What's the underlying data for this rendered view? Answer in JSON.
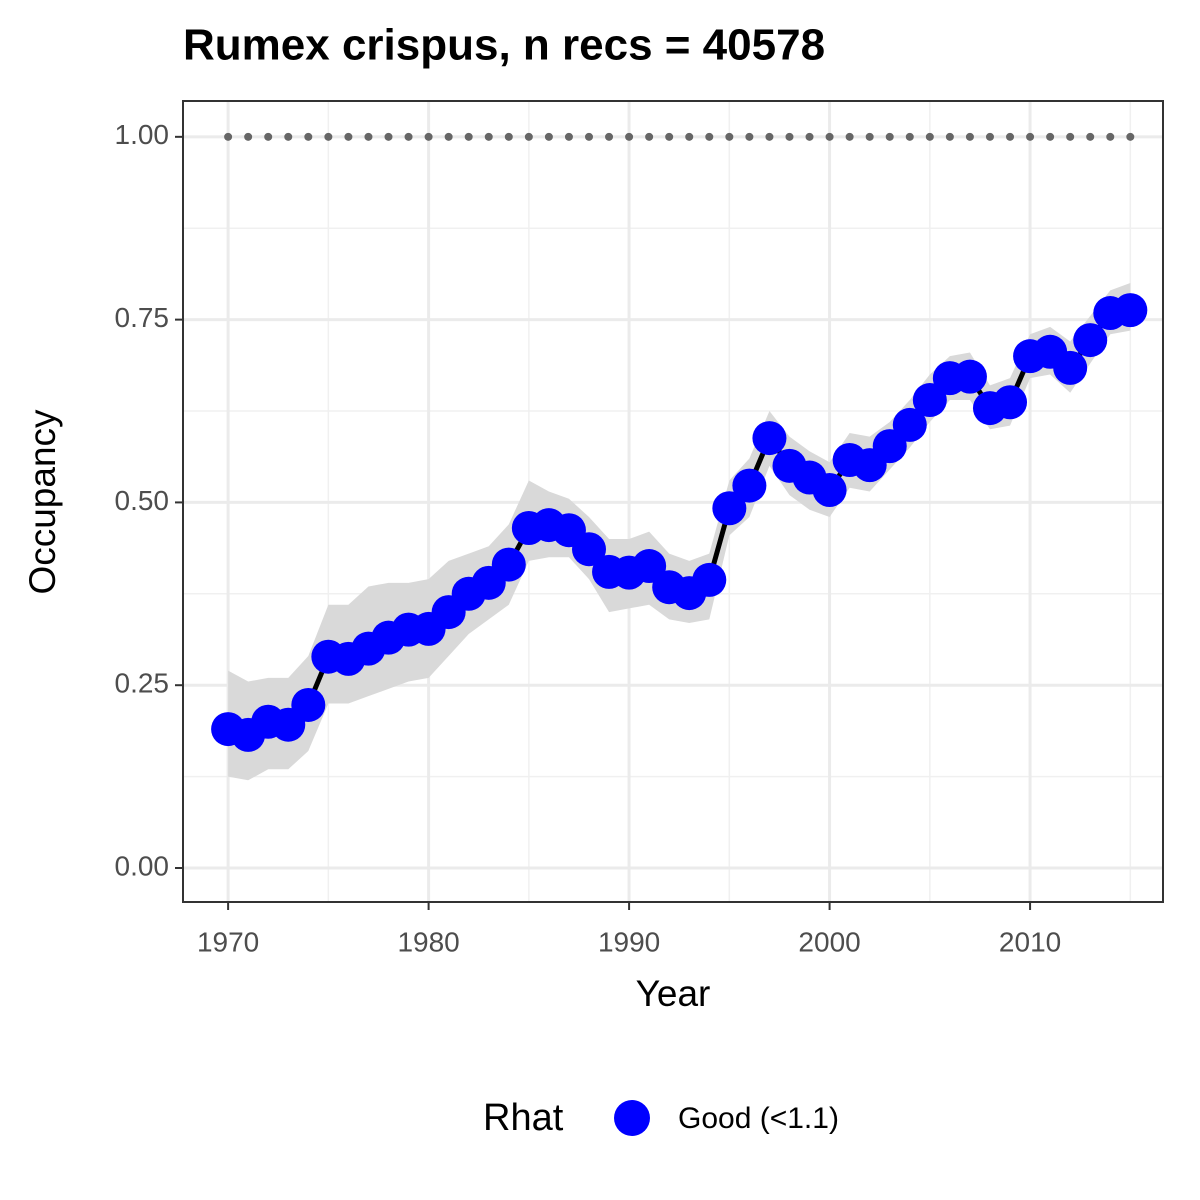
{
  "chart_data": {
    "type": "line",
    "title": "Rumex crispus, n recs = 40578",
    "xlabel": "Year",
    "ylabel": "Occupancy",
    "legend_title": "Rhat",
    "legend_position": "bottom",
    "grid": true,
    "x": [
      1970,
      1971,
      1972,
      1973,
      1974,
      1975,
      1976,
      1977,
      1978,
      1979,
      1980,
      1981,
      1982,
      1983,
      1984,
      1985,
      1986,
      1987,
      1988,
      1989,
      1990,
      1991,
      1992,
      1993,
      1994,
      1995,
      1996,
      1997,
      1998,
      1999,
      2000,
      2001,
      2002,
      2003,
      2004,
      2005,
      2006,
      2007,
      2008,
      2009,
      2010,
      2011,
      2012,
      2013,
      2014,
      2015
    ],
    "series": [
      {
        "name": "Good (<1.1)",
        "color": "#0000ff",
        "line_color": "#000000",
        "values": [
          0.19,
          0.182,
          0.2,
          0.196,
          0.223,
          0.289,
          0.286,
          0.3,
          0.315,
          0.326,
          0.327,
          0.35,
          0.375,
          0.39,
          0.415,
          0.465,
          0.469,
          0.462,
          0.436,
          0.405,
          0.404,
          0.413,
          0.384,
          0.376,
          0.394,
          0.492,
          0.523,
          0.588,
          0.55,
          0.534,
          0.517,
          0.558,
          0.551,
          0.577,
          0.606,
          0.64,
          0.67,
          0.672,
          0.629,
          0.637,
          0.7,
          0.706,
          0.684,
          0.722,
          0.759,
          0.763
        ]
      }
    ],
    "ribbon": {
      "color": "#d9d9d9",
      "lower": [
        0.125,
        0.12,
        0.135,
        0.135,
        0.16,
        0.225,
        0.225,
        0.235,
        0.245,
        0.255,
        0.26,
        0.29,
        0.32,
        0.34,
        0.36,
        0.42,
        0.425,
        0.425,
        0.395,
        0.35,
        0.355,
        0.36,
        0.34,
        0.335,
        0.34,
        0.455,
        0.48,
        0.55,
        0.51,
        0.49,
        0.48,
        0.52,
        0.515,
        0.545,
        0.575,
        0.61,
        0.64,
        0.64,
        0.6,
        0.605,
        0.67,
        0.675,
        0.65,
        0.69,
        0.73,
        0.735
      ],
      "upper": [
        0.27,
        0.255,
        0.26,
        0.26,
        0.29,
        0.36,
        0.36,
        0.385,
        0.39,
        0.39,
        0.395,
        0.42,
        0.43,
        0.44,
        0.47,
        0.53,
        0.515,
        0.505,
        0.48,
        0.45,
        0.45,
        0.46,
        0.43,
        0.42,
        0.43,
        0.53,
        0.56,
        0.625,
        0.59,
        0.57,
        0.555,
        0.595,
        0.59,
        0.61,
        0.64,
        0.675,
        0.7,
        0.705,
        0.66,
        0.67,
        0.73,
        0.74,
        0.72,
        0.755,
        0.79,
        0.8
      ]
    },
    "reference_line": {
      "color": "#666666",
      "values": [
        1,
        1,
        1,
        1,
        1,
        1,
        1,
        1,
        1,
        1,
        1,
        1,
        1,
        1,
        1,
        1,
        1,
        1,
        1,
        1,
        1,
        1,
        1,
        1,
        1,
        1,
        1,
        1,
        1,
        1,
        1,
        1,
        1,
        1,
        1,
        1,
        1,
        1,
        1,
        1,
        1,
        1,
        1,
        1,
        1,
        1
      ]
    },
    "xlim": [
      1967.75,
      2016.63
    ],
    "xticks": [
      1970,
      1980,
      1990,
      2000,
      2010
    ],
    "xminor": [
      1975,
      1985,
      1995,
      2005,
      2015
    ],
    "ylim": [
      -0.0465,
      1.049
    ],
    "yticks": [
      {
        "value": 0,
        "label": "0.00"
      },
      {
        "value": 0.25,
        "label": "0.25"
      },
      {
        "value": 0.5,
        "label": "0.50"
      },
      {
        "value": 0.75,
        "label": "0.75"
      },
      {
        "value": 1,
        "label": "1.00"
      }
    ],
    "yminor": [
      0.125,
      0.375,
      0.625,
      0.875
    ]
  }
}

---

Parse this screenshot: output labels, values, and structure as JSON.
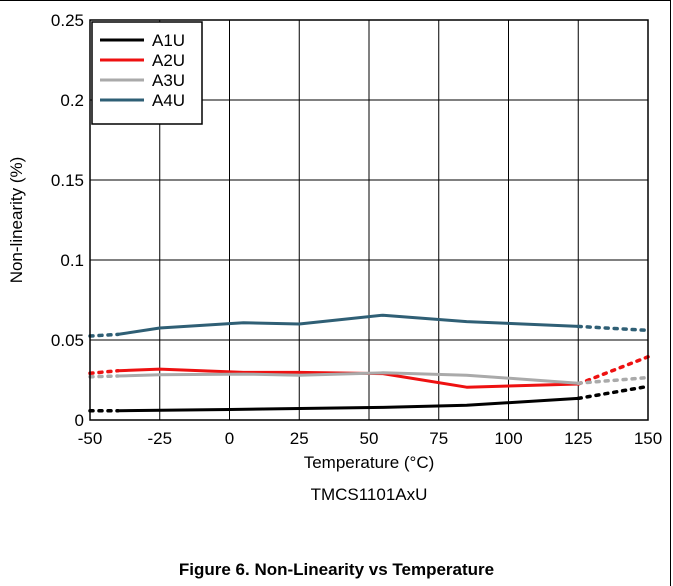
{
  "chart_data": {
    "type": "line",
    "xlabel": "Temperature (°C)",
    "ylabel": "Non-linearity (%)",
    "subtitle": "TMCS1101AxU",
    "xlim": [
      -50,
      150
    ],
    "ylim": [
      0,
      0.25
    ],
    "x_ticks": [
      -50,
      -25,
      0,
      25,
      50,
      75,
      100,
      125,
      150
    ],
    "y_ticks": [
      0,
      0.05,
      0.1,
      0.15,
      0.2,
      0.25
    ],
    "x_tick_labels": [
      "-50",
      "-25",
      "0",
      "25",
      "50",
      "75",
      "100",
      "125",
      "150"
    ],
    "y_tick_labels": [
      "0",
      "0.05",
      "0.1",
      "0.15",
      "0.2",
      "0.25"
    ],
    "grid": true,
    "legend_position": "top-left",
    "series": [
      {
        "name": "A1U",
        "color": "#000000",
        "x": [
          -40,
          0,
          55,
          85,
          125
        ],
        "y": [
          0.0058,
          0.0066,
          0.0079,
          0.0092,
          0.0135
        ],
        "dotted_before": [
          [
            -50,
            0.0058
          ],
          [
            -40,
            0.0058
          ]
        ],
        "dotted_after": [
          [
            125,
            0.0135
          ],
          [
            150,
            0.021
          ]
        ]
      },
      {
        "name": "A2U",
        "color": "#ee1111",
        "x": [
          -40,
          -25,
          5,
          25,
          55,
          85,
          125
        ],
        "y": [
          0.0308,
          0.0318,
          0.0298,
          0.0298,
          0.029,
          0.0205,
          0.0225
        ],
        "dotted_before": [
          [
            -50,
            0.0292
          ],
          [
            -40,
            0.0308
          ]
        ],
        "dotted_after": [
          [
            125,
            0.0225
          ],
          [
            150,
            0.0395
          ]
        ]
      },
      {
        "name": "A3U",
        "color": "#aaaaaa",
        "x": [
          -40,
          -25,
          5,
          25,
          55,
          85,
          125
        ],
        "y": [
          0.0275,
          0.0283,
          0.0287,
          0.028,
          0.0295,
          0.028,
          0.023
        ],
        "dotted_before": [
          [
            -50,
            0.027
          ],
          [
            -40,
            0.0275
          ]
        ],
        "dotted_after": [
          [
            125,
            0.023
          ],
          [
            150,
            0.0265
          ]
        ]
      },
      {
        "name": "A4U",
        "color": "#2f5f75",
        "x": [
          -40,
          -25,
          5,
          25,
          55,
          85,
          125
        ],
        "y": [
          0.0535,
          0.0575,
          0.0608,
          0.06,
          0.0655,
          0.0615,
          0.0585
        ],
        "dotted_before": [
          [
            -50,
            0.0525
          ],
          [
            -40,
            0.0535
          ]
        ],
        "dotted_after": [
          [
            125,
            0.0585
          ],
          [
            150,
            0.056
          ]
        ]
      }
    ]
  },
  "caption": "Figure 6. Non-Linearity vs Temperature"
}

--

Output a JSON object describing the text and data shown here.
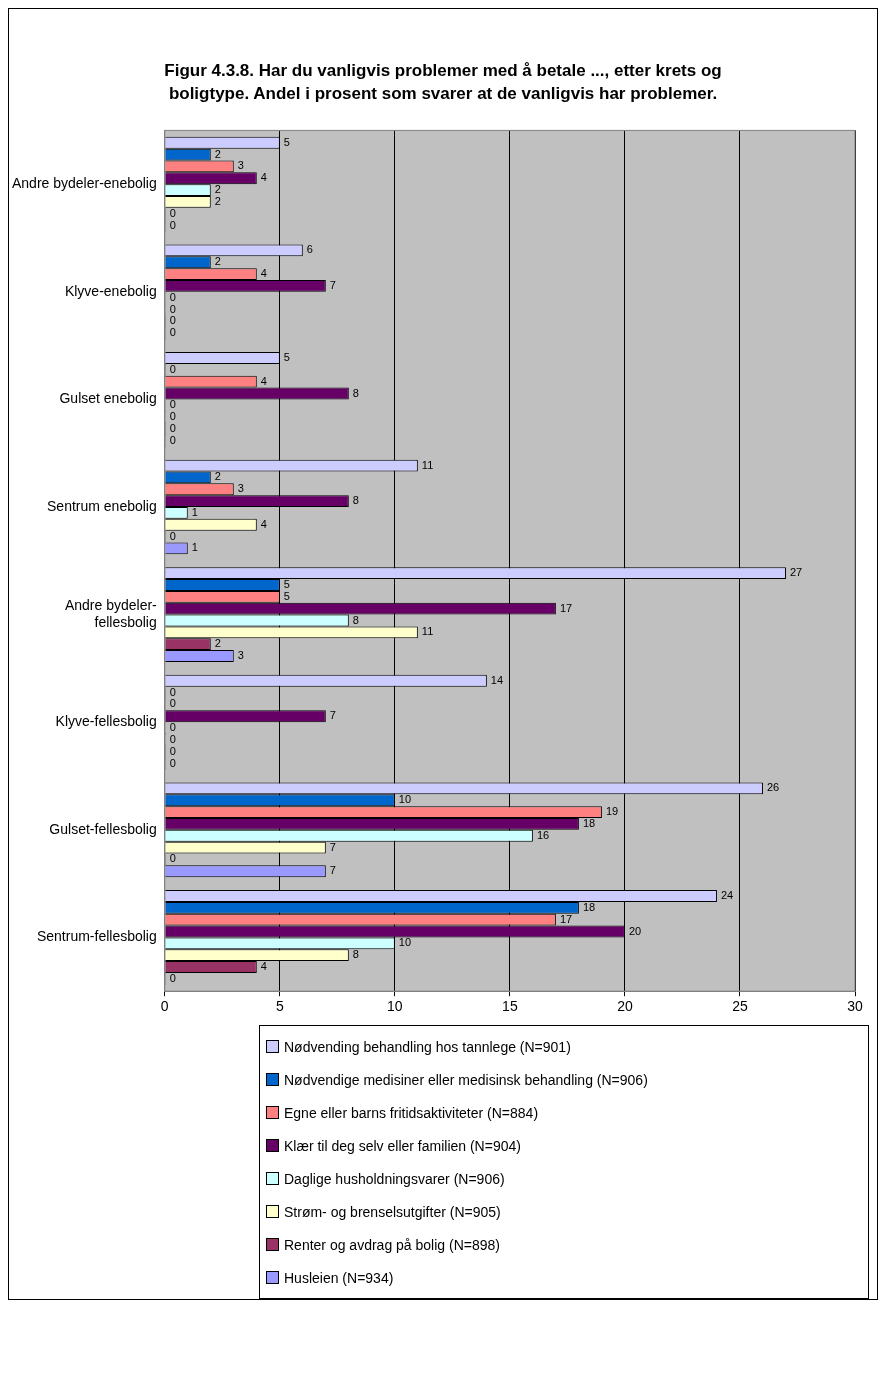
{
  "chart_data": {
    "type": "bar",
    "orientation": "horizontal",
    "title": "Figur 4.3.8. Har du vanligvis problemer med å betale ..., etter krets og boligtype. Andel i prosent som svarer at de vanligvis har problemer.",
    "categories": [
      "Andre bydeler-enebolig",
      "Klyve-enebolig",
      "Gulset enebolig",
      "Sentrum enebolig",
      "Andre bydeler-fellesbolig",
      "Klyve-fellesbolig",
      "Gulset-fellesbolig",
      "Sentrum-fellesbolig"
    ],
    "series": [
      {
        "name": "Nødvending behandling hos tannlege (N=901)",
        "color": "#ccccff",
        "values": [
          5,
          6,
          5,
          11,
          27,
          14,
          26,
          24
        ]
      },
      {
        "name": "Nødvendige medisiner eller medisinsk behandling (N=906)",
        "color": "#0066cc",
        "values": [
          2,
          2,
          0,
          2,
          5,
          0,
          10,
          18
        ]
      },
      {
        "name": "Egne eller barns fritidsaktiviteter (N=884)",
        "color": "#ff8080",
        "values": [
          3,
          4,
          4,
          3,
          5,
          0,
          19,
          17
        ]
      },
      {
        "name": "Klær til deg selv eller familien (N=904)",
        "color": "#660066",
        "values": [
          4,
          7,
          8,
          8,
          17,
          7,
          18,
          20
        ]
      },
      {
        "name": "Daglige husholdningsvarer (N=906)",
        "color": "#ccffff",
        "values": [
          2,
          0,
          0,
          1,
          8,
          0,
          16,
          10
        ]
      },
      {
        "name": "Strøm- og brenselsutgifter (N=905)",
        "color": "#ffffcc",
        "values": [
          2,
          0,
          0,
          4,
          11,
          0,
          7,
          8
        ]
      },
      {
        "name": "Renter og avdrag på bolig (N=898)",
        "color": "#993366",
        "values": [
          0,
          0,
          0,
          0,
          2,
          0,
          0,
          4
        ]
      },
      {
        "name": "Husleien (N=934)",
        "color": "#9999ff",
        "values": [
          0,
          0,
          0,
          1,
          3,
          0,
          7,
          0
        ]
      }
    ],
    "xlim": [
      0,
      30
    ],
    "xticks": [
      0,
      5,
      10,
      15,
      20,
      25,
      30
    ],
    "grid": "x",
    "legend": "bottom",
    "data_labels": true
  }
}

WHAT NEEDS TO BE DONE
Search the listing for the word "Temperature" and return each line that holds it.

RESULT FOR THIS EXERCISE
    "xlabel": "Temperature (°C)",
  "caption": "Figure 6. Non-Linearity vs Temperature"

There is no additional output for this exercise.